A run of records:
## Start
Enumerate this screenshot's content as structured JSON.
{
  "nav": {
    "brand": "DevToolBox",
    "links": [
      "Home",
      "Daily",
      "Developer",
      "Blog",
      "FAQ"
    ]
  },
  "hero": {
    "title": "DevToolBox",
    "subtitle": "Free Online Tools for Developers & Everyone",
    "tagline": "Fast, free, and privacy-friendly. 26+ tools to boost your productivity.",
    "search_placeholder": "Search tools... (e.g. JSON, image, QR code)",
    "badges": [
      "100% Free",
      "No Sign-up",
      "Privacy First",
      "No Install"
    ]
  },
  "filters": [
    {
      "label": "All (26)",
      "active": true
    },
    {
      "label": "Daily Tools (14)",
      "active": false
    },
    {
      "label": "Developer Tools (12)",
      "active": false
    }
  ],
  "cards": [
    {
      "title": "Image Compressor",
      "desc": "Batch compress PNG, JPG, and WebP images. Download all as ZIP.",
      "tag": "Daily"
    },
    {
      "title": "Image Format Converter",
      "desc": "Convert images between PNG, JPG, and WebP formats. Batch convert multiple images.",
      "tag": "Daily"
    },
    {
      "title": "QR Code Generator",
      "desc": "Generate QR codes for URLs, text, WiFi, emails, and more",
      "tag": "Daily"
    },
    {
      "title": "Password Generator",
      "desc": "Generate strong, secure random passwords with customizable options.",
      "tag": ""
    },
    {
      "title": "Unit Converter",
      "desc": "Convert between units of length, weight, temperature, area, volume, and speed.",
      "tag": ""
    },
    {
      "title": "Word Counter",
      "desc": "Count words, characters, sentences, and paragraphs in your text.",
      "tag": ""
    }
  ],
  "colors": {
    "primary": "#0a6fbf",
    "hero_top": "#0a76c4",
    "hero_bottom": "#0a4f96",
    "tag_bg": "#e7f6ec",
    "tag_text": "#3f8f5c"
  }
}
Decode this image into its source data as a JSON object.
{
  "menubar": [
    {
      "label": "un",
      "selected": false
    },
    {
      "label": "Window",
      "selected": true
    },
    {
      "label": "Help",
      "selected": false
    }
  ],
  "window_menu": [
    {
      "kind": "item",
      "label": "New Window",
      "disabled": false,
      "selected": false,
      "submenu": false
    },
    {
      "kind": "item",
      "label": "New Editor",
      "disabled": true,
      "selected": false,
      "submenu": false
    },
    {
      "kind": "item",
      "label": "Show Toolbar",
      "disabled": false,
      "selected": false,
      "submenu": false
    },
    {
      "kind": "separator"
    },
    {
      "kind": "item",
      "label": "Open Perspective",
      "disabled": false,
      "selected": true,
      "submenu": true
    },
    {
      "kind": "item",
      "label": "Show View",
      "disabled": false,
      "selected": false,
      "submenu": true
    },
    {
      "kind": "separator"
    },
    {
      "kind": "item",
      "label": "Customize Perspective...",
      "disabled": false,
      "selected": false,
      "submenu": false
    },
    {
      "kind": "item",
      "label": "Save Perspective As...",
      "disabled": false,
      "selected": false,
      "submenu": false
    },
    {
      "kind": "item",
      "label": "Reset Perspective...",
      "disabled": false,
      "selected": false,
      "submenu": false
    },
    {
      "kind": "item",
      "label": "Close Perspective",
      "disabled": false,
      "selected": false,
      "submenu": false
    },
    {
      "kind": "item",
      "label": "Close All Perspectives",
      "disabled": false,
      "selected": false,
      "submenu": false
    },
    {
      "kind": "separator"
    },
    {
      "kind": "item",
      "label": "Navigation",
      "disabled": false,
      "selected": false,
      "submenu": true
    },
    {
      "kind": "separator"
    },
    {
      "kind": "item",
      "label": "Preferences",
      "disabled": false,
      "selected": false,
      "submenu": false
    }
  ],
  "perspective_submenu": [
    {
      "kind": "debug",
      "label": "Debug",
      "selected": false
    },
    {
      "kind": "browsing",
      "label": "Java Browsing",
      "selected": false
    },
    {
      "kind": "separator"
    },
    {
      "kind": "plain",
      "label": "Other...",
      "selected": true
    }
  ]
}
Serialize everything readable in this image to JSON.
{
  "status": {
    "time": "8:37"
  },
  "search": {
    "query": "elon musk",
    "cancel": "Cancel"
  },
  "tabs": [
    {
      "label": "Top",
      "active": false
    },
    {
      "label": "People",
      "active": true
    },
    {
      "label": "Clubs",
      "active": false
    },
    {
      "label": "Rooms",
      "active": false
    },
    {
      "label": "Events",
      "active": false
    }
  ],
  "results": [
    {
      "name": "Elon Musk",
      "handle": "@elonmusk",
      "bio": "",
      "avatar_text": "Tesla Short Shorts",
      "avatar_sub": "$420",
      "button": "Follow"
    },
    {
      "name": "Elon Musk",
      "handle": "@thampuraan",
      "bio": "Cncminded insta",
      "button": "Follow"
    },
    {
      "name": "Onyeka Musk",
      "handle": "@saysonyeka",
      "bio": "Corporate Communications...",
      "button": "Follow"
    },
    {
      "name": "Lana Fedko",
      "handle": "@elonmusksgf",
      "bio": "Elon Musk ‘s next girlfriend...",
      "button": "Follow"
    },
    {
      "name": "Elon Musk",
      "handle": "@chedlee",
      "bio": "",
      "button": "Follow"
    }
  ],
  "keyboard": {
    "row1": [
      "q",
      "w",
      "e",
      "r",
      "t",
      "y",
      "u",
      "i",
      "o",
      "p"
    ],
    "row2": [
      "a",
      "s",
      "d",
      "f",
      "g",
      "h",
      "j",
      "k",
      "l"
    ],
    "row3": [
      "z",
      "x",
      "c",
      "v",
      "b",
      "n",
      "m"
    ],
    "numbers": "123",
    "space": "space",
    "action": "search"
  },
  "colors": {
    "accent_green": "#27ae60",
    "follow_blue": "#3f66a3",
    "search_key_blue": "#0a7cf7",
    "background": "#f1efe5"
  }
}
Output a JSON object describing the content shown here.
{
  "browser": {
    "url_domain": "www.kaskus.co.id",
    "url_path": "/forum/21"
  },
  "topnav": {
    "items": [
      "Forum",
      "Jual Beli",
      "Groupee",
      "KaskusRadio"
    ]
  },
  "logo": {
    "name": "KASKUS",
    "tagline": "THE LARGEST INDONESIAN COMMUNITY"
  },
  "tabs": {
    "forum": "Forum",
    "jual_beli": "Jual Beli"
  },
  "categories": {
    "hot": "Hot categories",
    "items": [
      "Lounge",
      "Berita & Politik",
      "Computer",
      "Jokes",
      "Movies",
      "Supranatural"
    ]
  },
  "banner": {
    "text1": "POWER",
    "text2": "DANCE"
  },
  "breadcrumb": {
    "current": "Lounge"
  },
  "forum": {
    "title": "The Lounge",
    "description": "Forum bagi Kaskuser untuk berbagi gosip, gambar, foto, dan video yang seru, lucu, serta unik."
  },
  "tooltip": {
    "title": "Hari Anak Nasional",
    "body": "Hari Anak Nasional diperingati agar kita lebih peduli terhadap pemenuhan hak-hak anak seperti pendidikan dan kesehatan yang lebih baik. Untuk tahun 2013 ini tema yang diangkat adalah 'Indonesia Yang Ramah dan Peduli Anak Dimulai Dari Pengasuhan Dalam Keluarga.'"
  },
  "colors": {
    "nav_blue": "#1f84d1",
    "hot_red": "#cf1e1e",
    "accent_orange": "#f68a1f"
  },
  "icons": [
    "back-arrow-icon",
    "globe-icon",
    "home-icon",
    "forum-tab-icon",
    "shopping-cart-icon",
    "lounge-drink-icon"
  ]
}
## End
Give only the number of lines in the entries that contain "between".

2